Go through the material below and copy all lines with "КОНСТРУКЦИИ".

-- start of DATA TO USE --

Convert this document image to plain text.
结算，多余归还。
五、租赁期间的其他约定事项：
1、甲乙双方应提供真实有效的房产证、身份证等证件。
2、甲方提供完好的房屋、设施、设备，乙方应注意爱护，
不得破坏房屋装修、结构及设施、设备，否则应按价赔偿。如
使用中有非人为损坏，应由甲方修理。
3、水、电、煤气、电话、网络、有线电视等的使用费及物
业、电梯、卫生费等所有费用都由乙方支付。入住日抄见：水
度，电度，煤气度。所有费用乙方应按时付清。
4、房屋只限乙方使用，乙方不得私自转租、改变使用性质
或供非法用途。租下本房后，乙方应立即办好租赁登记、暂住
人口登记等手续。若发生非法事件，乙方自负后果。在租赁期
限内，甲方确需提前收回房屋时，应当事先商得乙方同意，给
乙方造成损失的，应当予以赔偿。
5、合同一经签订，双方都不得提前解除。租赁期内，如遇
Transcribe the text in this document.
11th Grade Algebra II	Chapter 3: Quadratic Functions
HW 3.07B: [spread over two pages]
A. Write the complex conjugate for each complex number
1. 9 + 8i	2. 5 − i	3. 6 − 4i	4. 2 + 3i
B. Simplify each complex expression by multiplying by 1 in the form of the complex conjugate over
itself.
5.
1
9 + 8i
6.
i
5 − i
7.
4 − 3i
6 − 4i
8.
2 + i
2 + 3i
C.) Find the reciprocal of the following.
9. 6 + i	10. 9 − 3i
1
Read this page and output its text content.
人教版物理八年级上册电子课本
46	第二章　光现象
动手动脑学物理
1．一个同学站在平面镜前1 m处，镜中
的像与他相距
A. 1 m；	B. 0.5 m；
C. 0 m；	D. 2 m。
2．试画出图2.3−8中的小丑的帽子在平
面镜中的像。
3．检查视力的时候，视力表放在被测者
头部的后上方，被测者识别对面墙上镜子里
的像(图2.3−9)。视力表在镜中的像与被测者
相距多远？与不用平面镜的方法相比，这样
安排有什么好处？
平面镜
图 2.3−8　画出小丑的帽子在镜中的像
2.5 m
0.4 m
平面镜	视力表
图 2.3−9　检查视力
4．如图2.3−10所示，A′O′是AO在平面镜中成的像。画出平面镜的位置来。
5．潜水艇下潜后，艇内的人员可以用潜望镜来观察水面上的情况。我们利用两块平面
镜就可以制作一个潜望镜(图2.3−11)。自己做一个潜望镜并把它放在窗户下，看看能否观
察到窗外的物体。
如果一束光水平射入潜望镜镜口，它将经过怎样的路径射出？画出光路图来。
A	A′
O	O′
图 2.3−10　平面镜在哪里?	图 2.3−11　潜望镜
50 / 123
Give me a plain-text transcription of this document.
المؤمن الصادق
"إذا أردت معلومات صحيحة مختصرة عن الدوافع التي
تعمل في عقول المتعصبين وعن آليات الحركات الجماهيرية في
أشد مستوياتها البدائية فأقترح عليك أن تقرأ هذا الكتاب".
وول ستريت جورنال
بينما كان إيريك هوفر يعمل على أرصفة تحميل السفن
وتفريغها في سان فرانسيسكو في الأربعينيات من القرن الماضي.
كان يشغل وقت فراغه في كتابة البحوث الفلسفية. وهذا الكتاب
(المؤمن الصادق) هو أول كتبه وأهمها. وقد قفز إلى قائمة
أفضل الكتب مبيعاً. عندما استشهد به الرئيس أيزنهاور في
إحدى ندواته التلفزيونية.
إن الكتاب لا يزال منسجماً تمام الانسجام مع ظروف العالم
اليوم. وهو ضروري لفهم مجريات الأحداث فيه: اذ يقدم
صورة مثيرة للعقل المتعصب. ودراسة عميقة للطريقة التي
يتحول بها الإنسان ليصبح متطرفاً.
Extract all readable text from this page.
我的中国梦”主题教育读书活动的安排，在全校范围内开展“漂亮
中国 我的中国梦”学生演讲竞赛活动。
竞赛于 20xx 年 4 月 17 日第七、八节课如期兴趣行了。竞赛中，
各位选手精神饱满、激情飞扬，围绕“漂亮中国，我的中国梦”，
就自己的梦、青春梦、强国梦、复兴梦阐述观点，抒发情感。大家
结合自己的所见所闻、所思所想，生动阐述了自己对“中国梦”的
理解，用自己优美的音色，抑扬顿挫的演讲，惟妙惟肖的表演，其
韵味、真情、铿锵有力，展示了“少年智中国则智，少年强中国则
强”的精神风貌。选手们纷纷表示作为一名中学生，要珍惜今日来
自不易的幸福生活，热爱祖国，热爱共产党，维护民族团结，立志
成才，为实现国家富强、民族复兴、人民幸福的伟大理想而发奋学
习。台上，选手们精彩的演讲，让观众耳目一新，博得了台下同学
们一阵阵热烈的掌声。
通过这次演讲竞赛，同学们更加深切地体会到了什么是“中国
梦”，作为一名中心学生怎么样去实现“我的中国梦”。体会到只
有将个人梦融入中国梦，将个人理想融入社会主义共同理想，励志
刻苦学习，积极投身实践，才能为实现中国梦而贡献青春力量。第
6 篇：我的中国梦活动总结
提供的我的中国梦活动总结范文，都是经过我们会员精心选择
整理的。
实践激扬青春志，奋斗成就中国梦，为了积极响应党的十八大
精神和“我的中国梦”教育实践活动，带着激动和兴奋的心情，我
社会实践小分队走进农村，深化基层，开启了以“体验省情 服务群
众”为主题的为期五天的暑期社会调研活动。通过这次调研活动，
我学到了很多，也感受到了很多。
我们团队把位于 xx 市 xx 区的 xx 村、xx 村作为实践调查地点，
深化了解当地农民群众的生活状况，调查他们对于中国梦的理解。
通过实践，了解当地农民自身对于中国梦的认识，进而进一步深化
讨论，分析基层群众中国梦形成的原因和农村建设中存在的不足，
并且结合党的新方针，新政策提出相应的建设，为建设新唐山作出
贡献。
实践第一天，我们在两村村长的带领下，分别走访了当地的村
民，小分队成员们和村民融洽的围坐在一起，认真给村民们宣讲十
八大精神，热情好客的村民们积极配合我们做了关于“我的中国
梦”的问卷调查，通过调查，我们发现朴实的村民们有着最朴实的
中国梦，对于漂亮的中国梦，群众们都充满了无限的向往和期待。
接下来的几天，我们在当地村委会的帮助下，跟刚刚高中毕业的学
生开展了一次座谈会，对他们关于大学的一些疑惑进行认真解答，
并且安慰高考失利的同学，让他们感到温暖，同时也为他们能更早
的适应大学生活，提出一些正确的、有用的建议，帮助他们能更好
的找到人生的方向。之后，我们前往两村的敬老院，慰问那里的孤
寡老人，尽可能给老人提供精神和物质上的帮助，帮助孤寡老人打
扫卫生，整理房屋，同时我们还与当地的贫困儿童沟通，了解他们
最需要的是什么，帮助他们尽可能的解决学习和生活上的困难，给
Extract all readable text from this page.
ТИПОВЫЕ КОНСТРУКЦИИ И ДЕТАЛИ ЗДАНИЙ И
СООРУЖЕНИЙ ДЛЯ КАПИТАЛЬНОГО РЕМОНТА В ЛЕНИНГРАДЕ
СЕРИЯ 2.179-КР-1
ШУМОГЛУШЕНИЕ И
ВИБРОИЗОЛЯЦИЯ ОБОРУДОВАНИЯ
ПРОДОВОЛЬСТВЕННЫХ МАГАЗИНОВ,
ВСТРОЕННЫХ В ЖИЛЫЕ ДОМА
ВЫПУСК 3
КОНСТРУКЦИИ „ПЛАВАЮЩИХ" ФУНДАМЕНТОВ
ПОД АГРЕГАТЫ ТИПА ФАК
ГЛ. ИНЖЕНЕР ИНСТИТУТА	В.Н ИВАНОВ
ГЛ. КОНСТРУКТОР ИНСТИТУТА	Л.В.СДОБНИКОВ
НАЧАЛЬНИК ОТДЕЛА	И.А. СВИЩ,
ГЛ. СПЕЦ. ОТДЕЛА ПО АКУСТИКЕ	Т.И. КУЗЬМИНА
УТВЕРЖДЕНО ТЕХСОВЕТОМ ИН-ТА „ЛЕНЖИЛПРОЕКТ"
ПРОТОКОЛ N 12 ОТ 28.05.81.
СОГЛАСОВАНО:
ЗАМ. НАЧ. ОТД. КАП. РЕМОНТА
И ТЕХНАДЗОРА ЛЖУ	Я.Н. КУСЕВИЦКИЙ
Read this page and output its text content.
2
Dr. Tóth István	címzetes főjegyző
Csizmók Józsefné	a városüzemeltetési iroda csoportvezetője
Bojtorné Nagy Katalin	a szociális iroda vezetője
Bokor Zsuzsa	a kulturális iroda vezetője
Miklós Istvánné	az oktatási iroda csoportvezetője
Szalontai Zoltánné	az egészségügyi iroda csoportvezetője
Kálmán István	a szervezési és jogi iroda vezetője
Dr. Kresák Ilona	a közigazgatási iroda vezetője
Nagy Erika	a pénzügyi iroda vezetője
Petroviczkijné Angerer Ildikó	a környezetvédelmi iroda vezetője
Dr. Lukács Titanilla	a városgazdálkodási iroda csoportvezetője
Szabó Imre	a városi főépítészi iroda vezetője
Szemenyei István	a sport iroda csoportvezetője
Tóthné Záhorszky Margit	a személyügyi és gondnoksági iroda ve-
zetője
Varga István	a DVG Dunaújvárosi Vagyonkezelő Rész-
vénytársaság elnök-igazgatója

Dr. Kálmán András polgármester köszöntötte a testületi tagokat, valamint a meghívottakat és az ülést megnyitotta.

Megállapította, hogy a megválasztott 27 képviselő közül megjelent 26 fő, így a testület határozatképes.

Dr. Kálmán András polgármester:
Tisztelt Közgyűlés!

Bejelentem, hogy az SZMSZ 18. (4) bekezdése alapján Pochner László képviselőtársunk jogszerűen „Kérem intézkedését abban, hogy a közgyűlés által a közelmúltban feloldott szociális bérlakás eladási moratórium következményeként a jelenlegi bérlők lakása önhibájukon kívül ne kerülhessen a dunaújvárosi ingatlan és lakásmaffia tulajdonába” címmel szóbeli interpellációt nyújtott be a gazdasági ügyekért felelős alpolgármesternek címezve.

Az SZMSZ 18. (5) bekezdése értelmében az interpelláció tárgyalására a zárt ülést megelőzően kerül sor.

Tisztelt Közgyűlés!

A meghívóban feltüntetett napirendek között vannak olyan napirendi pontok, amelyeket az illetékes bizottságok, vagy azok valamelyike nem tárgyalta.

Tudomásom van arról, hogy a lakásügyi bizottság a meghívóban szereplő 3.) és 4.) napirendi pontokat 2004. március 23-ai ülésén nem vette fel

-- end of DATA TO USE --

# [TASK OUTPUT]
ТИПОВЫЕ КОНСТРУКЦИИ И ДЕТАЛИ ЗДАНИЙ И
КОНСТРУКЦИИ „ПЛАВАЮЩИХ" ФУНДАМЕНТОВ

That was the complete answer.